Exercise requirements: Provide an exact reproduction of every entry.

=== Supplied records ===

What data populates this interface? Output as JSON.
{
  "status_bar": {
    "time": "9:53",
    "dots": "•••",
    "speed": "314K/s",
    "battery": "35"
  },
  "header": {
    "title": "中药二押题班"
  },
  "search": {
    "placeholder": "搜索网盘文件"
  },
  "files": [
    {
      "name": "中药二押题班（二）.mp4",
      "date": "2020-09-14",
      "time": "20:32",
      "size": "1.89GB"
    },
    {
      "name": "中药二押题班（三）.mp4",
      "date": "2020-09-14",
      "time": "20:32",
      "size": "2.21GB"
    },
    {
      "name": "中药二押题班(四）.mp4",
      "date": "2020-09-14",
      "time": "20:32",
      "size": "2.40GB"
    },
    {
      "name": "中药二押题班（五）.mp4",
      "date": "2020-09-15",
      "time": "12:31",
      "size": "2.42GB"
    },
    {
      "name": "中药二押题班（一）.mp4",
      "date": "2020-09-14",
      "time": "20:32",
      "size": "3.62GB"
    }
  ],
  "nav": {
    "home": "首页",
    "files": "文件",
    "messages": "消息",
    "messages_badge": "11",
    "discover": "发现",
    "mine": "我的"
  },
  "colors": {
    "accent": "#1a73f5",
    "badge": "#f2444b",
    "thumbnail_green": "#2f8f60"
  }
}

===

Result of this exercise:
What data populates this interface? Output as JSON.
{
  "status_bar": {
    "time": "9:53",
    "dots": "•••",
    "speed": "314K/s",
    "battery": "35"
  },
  "header": {
    "title": "中药二押题班"
  },
  "search": {
    "placeholder": "搜索网盘文件"
  },
  "files": [
    {
      "name": "中药二押题班（二）.mp4",
      "date": "2020-09-14",
      "time": "20:32",
      "size": "1.89GB"
    },
    {
      "name": "中药二押题班（三）.mp4",
      "date": "2020-09-14",
      "time": "20:32",
      "size": "2.21GB"
    },
    {
      "name": "中药二押题班(四）.mp4",
      "date": "2020-09-14",
      "time": "20:32",
      "size": "2.40GB"
    },
    {
      "name": "中药二押题班（五）.mp4",
      "date": "2020-09-15",
      "time": "12:31",
      "size": "2.42GB"
    },
    {
      "name": "中药二押题班（一）.mp4",
      "date": "2020-09-14",
      "time": "20:32",
      "size": "3.62GB"
    }
  ],
  "nav": {
    "home": "首页",
    "files": "文件",
    "messages": "消息",
    "messages_badge": "11",
    "discover": "发现",
    "mine": "我的"
  },
  "colors": {
    "accent": "#1a73f5",
    "badge": "#f2444b",
    "thumbnail_green": "#2f8f60"
  }
}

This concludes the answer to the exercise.